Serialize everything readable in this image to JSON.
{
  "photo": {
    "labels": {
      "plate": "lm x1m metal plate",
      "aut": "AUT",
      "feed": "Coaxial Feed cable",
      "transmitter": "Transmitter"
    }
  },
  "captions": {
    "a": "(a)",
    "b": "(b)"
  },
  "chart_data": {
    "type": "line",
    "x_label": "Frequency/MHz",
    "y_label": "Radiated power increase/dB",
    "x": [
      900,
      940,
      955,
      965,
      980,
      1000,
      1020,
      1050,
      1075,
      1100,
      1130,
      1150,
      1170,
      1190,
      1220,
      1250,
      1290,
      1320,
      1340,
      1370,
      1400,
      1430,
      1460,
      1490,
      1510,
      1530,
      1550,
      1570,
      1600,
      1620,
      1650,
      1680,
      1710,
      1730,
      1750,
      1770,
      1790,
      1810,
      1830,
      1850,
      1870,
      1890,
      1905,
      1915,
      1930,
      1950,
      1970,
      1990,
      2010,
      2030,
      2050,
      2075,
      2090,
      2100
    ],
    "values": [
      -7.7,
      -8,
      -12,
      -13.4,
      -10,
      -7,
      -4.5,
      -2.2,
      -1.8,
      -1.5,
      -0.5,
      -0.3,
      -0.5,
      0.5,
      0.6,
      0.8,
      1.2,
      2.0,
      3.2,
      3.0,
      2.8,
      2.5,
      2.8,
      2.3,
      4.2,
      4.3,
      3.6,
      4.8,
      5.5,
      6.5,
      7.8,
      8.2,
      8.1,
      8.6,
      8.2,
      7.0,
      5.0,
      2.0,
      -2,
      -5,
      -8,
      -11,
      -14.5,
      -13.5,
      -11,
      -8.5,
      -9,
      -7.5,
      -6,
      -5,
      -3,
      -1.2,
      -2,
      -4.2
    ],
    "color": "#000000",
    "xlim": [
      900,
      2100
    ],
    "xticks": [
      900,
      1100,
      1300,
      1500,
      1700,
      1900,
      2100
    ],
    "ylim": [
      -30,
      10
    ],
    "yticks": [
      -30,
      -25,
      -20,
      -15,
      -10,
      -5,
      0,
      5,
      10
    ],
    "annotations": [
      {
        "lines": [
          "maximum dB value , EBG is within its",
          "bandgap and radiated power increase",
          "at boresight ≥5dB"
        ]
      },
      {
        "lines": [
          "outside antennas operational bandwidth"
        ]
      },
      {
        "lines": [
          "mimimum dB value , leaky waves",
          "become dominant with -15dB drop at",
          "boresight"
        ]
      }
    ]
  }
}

━━━━━━━━━━━━━━━━

= Given instruction =
Would you reproduce all the entries exactly?

= Response =
Serialize everything readable in this image to JSON.
{
  "photo": {
    "labels": {
      "plate": "lm x1m metal plate",
      "aut": "AUT",
      "feed": "Coaxial Feed cable",
      "transmitter": "Transmitter"
    }
  },
  "captions": {
    "a": "(a)",
    "b": "(b)"
  },
  "chart_data": {
    "type": "line",
    "x_label": "Frequency/MHz",
    "y_label": "Radiated power increase/dB",
    "x": [
      900,
      940,
      955,
      965,
      980,
      1000,
      1020,
      1050,
      1075,
      1100,
      1130,
      1150,
      1170,
      1190,
      1220,
      1250,
      1290,
      1320,
      1340,
      1370,
      1400,
      1430,
      1460,
      1490,
      1510,
      1530,
      1550,
      1570,
      1600,
      1620,
      1650,
      1680,
      1710,
      1730,
      1750,
      1770,
      1790,
      1810,
      1830,
      1850,
      1870,
      1890,
      1905,
      1915,
      1930,
      1950,
      1970,
      1990,
      2010,
      2030,
      2050,
      2075,
      2090,
      2100
    ],
    "values": [
      -7.7,
      -8,
      -12,
      -13.4,
      -10,
      -7,
      -4.5,
      -2.2,
      -1.8,
      -1.5,
      -0.5,
      -0.3,
      -0.5,
      0.5,
      0.6,
      0.8,
      1.2,
      2.0,
      3.2,
      3.0,
      2.8,
      2.5,
      2.8,
      2.3,
      4.2,
      4.3,
      3.6,
      4.8,
      5.5,
      6.5,
      7.8,
      8.2,
      8.1,
      8.6,
      8.2,
      7.0,
      5.0,
      2.0,
      -2,
      -5,
      -8,
      -11,
      -14.5,
      -13.5,
      -11,
      -8.5,
      -9,
      -7.5,
      -6,
      -5,
      -3,
      -1.2,
      -2,
      -4.2
    ],
    "color": "#000000",
    "xlim": [
      900,
      2100
    ],
    "xticks": [
      900,
      1100,
      1300,
      1500,
      1700,
      1900,
      2100
    ],
    "ylim": [
      -30,
      10
    ],
    "yticks": [
      -30,
      -25,
      -20,
      -15,
      -10,
      -5,
      0,
      5,
      10
    ],
    "annotations": [
      {
        "lines": [
          "maximum dB value , EBG is within its",
          "bandgap and radiated power increase",
          "at boresight ≥5dB"
        ]
      },
      {
        "lines": [
          "outside antennas operational bandwidth"
        ]
      },
      {
        "lines": [
          "mimimum dB value , leaky waves",
          "become dominant with -15dB drop at",
          "boresight"
        ]
      }
    ]
  }
}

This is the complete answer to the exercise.